→ **Set tasks**
- 1) List every email address in the Cc line of the mailing list message.
- 2) Write out the part of the mailing list message that starts with the words containing "Skip site navigation" and ends with "for pageout. Comments?".

Skip site navigation (1)Skip section navigation (2)
Date:      Thu, 30 Nov 2017 21:32:13 +0200
From:      Konstantin Belousov <kostikbel@gmail.com>
To:        Larry McVoy <lm@mcvoy.com>
Cc:        Warner Losh <imp@bsdimp.com>, Scott Long <scottl@netflix.com>, Kevin Bowling <kbowling@llnw.com>, Drew Gallatin <gallatin@netflix.com>, "freebsd-arch@freebsd.org" <freebsd-arch@freebsd.org>
Subject:   Re: small patch for pageout. Comments?
Message-ID:  <20171130193213.GF2272@kib.kiev.ua>
In-Reply-To: <20171130184923.GA30262@mcvoy.com>
References:  <20171130173424.GA811@mcvoy.com> <CANCZdfqL9ZsKTfFi%2BvsCTh3yaNjtwaYYY3fvivdbNybBnujawg@mail.gmail.com> <20171130184923.GA30262@mcvoy.com>

next in thread | previous in thread | raw e-mail | index | archive | help
On Thu, Nov 30, 2017 at 10:49:23AM -0800, Larry McVoy wrote:
> On Thu, Nov 30, 2017 at 11:37:35AM -0700, Warner Losh wrote:
> > On Thu, Nov 30, 2017 at 10:34 AM, Larry McVoy <lm@mcvoy.com> wrote:
> > 
> > > In a recent numa meeting that Scott called, Jeff suggested a small
> > > patch to the pageout daemon (included below).
> > >
> > > It's rather dramatic the difference it makes for me.  If I arrange to
> > > thrash the crap out of memory, without this patch the kernel is so
> > > borked with all the processes in disk wait that I can't kill them,
> > > I can't reboot, my only option is to power off.
> > >
> > > With the patch there is still some borkage, the kernel is randomly
> > > killing processes because of out of mem, it should kill one of my
> > > processes that is causing the problem but it doesn't, it killed
> > > random stuff like dhclient, getty (logged me out), etc.
> > >
> > > But the system is responsive.
> > >
> > > What the patch does is say "if we have more than one core, don't sleep
> > > in pageout, just keep running until we freed enough mem".
> > >
> > > Comments?
> > >
> > 
> > Just to confirm why this patch works.
> > 
> > For UP systems, we have to pause here to allow work to complete, otherwise
> > we can't switch to their threads to complete the I/Os. For MP, however, we
> > can continue to schedule more work because that work can be completed on
> > other CPUs. This parallelism greatly increases the pageout rate, allowing
> > the system to keep up better when some ass-hat process (or processes) is
> > thrashing memory.
> 
> Yep.
> 
> > I'm pretty sure the UP case was also designed to not flood the lower layers
> > with work, starving other consumers. Does this result in undo flooding, and
> > would we get better results if we could schedule up to the right amount of
> > work rather flooding in the MP case?

→ **Supplied records**
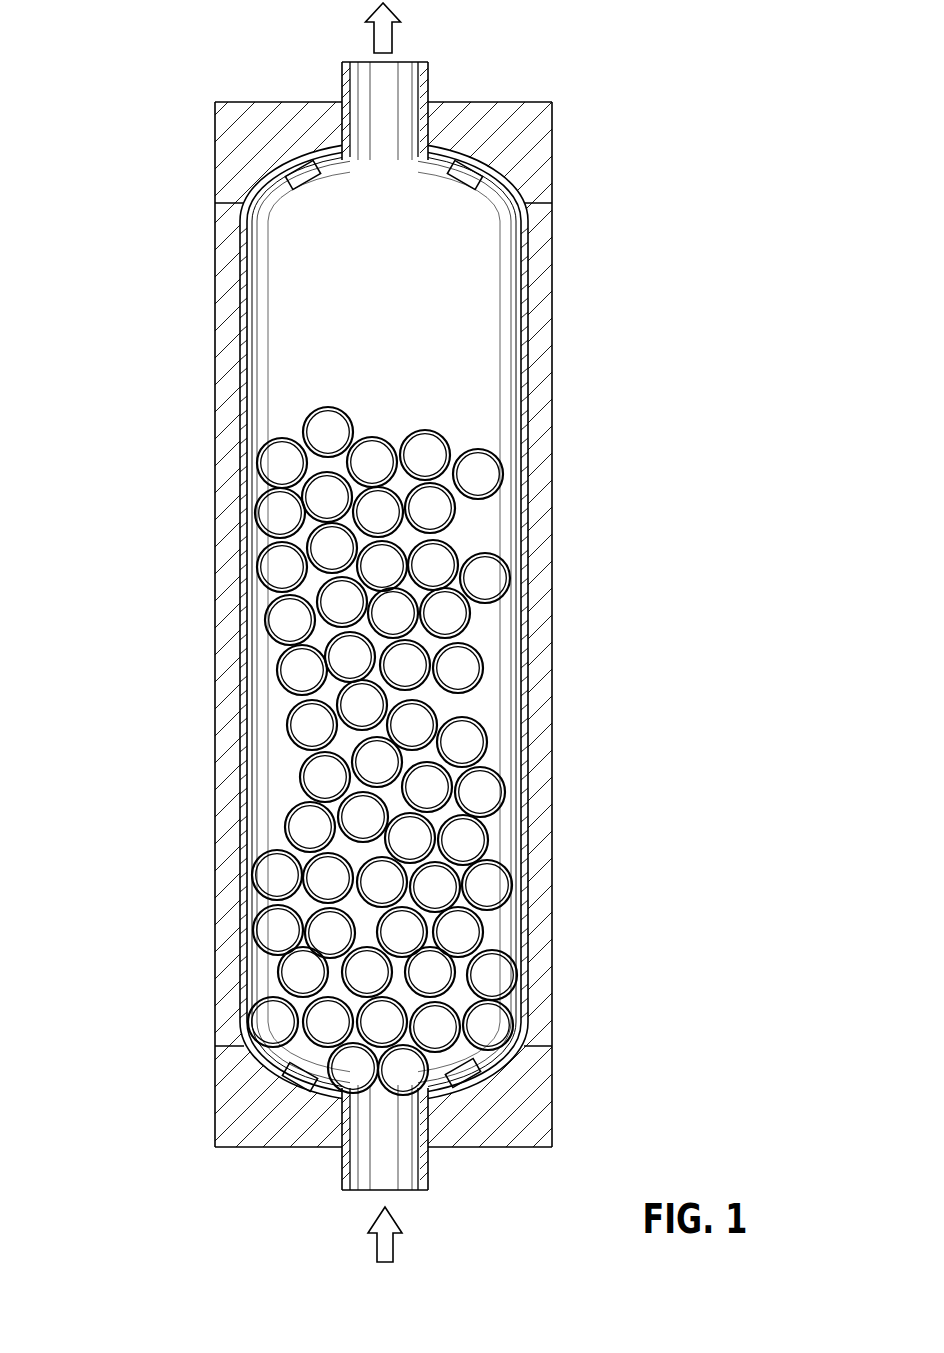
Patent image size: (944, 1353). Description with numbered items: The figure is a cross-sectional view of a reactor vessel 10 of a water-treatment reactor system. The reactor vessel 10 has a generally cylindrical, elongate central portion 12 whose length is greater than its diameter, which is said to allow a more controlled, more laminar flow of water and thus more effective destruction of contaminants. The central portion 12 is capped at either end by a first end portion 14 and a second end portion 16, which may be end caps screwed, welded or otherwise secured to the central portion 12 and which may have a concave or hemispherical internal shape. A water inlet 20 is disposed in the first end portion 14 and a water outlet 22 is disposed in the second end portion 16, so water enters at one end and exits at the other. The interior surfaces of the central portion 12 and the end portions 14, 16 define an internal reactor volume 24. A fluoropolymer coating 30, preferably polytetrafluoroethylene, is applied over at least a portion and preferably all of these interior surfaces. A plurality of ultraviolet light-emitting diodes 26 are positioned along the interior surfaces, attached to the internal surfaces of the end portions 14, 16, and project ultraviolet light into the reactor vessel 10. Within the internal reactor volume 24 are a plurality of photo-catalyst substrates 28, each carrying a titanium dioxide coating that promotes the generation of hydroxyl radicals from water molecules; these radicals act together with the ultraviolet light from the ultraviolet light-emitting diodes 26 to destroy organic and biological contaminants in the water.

The reactor vessel 10 is at (146, 462).
The central portion 12 is at (540, 450).
The first end portion 14 is at (260, 1133).
The second end portion 16 is at (537, 157).
The water inlet 20 is at (388, 1192).
The water outlet 22 is at (372, 80).
The internal reactor volume 24 is at (284, 303).
The ultraviolet light-emitting diodes 26 is at (302, 181).
The photo-catalyst substrates 28 is at (455, 676).
The fluoropolymer coating 30 is at (527, 270).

→ **Results by task**
- 1)
imp@bsdimp.com
scottl@netflix.com
kbowling@llnw.com
gallatin@netflix.com
freebsd-arch@freebsd.org

- 2)
Skip site navigation (1)Skip section navigation (2)
Date:      Thu, 30 Nov 2017 21:32:13 +0200
From:      Konstantin Belousov <kostikbel@gmail.com>
To:        Larry McVoy <lm@mcvoy.com>
Cc:        Warner Losh <imp@bsdimp.com>, Scott Long <scottl@netflix.com>, Kevin Bowling <kbowling@llnw.com>, Drew Gallatin <gallatin@netflix.com>, "freebsd-arch@freebsd.org" <freebsd-arch@freebsd.org>
Subject:   Re: small patch for pageout. Comments?